• Task brief:
The data must be returned in full and exactly as given.

begin

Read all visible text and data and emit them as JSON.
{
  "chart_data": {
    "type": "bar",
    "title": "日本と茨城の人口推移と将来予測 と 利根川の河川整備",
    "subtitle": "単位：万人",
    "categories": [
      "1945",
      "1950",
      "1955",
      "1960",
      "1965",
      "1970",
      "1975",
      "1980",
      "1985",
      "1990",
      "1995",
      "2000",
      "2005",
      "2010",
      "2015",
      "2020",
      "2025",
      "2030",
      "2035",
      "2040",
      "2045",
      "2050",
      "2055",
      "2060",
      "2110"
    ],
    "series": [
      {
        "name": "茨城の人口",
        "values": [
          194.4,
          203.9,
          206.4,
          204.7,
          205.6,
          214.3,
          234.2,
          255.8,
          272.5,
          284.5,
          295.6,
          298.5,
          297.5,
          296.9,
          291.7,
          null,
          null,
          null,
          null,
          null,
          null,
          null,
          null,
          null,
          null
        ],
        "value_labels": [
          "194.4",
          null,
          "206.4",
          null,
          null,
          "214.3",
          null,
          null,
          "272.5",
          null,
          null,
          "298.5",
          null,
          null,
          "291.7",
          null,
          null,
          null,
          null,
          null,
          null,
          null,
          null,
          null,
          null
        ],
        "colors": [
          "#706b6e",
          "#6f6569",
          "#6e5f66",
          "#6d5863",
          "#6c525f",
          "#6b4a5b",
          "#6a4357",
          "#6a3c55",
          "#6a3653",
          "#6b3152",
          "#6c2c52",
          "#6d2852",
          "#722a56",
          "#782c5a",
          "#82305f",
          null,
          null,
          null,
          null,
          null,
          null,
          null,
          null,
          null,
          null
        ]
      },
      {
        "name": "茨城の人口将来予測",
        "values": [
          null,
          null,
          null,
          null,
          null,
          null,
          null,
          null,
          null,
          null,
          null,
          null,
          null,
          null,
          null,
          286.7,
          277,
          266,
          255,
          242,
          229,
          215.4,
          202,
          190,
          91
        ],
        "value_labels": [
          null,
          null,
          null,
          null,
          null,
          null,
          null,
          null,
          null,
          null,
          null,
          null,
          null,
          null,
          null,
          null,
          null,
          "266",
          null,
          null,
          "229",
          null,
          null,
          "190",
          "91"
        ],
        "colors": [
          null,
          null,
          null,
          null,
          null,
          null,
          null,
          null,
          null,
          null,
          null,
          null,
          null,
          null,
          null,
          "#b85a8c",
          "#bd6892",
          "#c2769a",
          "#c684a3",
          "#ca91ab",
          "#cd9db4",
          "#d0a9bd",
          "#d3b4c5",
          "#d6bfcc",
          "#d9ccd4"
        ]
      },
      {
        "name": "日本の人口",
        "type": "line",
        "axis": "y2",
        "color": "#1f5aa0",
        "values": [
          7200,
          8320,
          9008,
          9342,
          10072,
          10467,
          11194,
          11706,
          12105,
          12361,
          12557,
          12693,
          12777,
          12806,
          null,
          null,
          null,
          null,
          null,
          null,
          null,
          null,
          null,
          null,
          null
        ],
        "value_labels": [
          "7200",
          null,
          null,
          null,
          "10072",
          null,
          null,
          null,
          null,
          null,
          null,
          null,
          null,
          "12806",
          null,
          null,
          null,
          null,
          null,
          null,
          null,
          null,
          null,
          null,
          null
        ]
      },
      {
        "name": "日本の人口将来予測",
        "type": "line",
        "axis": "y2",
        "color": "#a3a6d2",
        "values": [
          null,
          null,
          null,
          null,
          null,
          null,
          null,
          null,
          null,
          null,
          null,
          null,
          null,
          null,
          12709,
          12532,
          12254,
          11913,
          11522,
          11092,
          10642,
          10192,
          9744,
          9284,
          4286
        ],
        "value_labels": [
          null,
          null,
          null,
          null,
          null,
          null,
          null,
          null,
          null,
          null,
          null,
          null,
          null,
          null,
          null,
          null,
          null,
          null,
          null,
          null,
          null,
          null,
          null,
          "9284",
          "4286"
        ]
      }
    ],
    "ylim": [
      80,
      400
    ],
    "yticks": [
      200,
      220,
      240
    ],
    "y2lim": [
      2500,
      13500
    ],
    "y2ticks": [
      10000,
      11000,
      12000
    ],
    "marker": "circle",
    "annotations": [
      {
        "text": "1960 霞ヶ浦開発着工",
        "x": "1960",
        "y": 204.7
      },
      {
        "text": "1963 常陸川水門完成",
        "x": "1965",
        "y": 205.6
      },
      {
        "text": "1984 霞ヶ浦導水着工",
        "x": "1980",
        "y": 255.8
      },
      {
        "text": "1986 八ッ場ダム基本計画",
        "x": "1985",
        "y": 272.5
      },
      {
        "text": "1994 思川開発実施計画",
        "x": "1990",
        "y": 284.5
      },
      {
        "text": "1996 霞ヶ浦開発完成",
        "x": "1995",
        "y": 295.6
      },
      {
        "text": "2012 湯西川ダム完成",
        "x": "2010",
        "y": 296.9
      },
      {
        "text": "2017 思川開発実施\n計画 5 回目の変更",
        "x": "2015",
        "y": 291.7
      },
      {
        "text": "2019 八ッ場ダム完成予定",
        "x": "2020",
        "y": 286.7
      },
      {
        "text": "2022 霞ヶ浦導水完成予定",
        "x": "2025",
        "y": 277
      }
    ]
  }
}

end

• Correct result:
Read all visible text and data and emit them as JSON.
{
  "chart_data": {
    "type": "bar",
    "title": "日本と茨城の人口推移と将来予測 と 利根川の河川整備",
    "subtitle": "単位：万人",
    "categories": [
      "1945",
      "1950",
      "1955",
      "1960",
      "1965",
      "1970",
      "1975",
      "1980",
      "1985",
      "1990",
      "1995",
      "2000",
      "2005",
      "2010",
      "2015",
      "2020",
      "2025",
      "2030",
      "2035",
      "2040",
      "2045",
      "2050",
      "2055",
      "2060",
      "2110"
    ],
    "series": [
      {
        "name": "茨城の人口",
        "values": [
          194.4,
          203.9,
          206.4,
          204.7,
          205.6,
          214.3,
          234.2,
          255.8,
          272.5,
          284.5,
          295.6,
          298.5,
          297.5,
          296.9,
          291.7,
          null,
          null,
          null,
          null,
          null,
          null,
          null,
          null,
          null,
          null
        ],
        "value_labels": [
          "194.4",
          null,
          "206.4",
          null,
          null,
          "214.3",
          null,
          null,
          "272.5",
          null,
          null,
          "298.5",
          null,
          null,
          "291.7",
          null,
          null,
          null,
          null,
          null,
          null,
          null,
          null,
          null,
          null
        ],
        "colors": [
          "#706b6e",
          "#6f6569",
          "#6e5f66",
          "#6d5863",
          "#6c525f",
          "#6b4a5b",
          "#6a4357",
          "#6a3c55",
          "#6a3653",
          "#6b3152",
          "#6c2c52",
          "#6d2852",
          "#722a56",
          "#782c5a",
          "#82305f",
          null,
          null,
          null,
          null,
          null,
          null,
          null,
          null,
          null,
          null
        ]
      },
      {
        "name": "茨城の人口将来予測",
        "values": [
          null,
          null,
          null,
          null,
          null,
          null,
          null,
          null,
          null,
          null,
          null,
          null,
          null,
          null,
          null,
          286.7,
          277,
          266,
          255,
          242,
          229,
          215.4,
          202,
          190,
          91
        ],
        "value_labels": [
          null,
          null,
          null,
          null,
          null,
          null,
          null,
          null,
          null,
          null,
          null,
          null,
          null,
          null,
          null,
          null,
          null,
          "266",
          null,
          null,
          "229",
          null,
          null,
          "190",
          "91"
        ],
        "colors": [
          null,
          null,
          null,
          null,
          null,
          null,
          null,
          null,
          null,
          null,
          null,
          null,
          null,
          null,
          null,
          "#b85a8c",
          "#bd6892",
          "#c2769a",
          "#c684a3",
          "#ca91ab",
          "#cd9db4",
          "#d0a9bd",
          "#d3b4c5",
          "#d6bfcc",
          "#d9ccd4"
        ]
      },
      {
        "name": "日本の人口",
        "type": "line",
        "axis": "y2",
        "color": "#1f5aa0",
        "values": [
          7200,
          8320,
          9008,
          9342,
          10072,
          10467,
          11194,
          11706,
          12105,
          12361,
          12557,
          12693,
          12777,
          12806,
          null,
          null,
          null,
          null,
          null,
          null,
          null,
          null,
          null,
          null,
          null
        ],
        "value_labels": [
          "7200",
          null,
          null,
          null,
          "10072",
          null,
          null,
          null,
          null,
          null,
          null,
          null,
          null,
          "12806",
          null,
          null,
          null,
          null,
          null,
          null,
          null,
          null,
          null,
          null,
          null
        ]
      },
      {
        "name": "日本の人口将来予測",
        "type": "line",
        "axis": "y2",
        "color": "#a3a6d2",
        "values": [
          null,
          null,
          null,
          null,
          null,
          null,
          null,
          null,
          null,
          null,
          null,
          null,
          null,
          null,
          12709,
          12532,
          12254,
          11913,
          11522,
          11092,
          10642,
          10192,
          9744,
          9284,
          4286
        ],
        "value_labels": [
          null,
          null,
          null,
          null,
          null,
          null,
          null,
          null,
          null,
          null,
          null,
          null,
          null,
          null,
          null,
          null,
          null,
          null,
          null,
          null,
          null,
          null,
          null,
          "9284",
          "4286"
        ]
      }
    ],
    "ylim": [
      80,
      400
    ],
    "yticks": [
      200,
      220,
      240
    ],
    "y2lim": [
      2500,
      13500
    ],
    "y2ticks": [
      10000,
      11000,
      12000
    ],
    "marker": "circle",
    "annotations": [
      {
        "text": "1960 霞ヶ浦開発着工",
        "x": "1960",
        "y": 204.7
      },
      {
        "text": "1963 常陸川水門完成",
        "x": "1965",
        "y": 205.6
      },
      {
        "text": "1984 霞ヶ浦導水着工",
        "x": "1980",
        "y": 255.8
      },
      {
        "text": "1986 八ッ場ダム基本計画",
        "x": "1985",
        "y": 272.5
      },
      {
        "text": "1994 思川開発実施計画",
        "x": "1990",
        "y": 284.5
      },
      {
        "text": "1996 霞ヶ浦開発完成",
        "x": "1995",
        "y": 295.6
      },
      {
        "text": "2012 湯西川ダム完成",
        "x": "2010",
        "y": 296.9
      },
      {
        "text": "2017 思川開発実施\n計画 5 回目の変更",
        "x": "2015",
        "y": 291.7
      },
      {
        "text": "2019 八ッ場ダム完成予定",
        "x": "2020",
        "y": 286.7
      },
      {
        "text": "2022 霞ヶ浦導水完成予定",
        "x": "2025",
        "y": 277
      }
    ]
  }
}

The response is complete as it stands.